> **PROVIDED INFORMATION**
** START **

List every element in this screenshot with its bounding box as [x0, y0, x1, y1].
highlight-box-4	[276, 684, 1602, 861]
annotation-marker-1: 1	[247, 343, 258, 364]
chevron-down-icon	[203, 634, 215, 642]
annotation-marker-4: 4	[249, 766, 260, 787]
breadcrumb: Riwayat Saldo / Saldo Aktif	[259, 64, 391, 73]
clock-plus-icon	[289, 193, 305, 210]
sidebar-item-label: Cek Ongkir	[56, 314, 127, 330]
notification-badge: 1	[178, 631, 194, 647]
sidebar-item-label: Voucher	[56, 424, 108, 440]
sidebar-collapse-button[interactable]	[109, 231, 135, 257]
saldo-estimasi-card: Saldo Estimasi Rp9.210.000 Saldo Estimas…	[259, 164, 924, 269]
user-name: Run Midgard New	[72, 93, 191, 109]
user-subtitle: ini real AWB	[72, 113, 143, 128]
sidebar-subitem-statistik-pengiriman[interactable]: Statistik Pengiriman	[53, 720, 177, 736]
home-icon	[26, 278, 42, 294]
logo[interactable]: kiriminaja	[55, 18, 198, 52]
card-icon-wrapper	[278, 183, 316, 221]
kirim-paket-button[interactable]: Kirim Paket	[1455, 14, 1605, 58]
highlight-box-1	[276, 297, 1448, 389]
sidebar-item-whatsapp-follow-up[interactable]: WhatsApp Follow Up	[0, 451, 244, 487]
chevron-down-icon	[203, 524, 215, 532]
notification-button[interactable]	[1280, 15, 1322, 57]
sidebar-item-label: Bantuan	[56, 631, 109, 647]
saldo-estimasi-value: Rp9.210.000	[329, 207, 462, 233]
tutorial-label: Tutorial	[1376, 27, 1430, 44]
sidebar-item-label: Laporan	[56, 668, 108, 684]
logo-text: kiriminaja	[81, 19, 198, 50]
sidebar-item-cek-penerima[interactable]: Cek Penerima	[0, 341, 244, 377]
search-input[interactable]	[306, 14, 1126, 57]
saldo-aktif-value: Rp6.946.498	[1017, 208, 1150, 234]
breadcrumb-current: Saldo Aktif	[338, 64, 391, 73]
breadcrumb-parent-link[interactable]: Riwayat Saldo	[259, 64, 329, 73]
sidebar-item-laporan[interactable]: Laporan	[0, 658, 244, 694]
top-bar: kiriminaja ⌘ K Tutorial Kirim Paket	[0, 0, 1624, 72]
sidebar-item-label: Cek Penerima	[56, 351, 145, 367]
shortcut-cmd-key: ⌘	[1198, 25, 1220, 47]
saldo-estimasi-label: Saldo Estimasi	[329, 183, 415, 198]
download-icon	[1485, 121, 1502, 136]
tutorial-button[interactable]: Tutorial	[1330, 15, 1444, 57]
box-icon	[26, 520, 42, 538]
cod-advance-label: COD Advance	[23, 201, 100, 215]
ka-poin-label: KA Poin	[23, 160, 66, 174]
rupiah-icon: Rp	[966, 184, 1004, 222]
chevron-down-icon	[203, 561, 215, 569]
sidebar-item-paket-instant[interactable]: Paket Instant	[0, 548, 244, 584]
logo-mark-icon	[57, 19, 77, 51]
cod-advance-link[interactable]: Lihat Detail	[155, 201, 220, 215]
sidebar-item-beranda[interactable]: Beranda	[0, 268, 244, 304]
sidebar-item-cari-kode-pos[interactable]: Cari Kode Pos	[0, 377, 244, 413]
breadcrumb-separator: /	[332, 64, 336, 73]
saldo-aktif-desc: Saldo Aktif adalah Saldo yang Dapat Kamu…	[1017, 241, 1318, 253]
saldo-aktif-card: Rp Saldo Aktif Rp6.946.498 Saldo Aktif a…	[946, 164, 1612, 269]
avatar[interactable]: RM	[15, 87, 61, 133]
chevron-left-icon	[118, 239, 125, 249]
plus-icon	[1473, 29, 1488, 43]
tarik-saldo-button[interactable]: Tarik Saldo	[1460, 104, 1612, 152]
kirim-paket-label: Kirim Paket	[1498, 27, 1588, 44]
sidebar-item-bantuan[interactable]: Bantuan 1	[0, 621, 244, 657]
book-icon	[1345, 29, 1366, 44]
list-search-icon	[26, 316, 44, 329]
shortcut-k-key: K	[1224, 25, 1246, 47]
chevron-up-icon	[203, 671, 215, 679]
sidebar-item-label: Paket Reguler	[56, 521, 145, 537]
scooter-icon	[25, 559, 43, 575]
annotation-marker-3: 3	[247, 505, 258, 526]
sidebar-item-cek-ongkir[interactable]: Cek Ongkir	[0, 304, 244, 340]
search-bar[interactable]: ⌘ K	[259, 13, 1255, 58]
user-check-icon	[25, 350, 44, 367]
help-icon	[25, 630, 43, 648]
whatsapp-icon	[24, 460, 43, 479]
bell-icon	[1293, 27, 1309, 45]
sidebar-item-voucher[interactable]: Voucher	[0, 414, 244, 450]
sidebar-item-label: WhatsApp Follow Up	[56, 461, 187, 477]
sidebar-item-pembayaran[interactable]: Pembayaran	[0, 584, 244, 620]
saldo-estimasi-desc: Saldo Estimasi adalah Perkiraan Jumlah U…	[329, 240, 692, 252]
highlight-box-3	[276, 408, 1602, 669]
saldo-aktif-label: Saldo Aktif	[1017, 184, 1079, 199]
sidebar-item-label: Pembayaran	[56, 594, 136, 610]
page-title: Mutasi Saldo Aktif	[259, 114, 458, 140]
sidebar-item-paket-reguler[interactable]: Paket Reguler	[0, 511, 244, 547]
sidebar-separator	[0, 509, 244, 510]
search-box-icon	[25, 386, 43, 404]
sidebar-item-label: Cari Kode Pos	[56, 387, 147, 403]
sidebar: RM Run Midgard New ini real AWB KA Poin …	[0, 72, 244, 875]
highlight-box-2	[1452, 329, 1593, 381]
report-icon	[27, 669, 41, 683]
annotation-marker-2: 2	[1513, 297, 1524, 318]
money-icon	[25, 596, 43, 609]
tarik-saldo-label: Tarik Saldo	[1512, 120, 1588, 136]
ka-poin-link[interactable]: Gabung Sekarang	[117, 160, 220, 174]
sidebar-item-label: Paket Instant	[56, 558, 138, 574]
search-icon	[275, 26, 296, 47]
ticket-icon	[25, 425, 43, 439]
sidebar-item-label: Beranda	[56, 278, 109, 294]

** END **

> **EXERCISE DIRECTIONS**
Write out the items from their first line up to and including the line that contains "user-subtitle: ini real", keeping every line unchanged.

> **CORRECT OUTPUT**
List every element in this screenshot with its bounding box as [x0, y0, x1, y1].
highlight-box-4	[276, 684, 1602, 861]
annotation-marker-1: 1	[247, 343, 258, 364]
chevron-down-icon	[203, 634, 215, 642]
annotation-marker-4: 4	[249, 766, 260, 787]
breadcrumb: Riwayat Saldo / Saldo Aktif	[259, 64, 391, 73]
clock-plus-icon	[289, 193, 305, 210]
sidebar-item-label: Cek Ongkir	[56, 314, 127, 330]
notification-badge: 1	[178, 631, 194, 647]
sidebar-item-label: Voucher	[56, 424, 108, 440]
sidebar-collapse-button[interactable]	[109, 231, 135, 257]
saldo-estimasi-card: Saldo Estimasi Rp9.210.000 Saldo Estimas…	[259, 164, 924, 269]
user-name: Run Midgard New	[72, 93, 191, 109]
user-subtitle: ini real AWB	[72, 113, 143, 128]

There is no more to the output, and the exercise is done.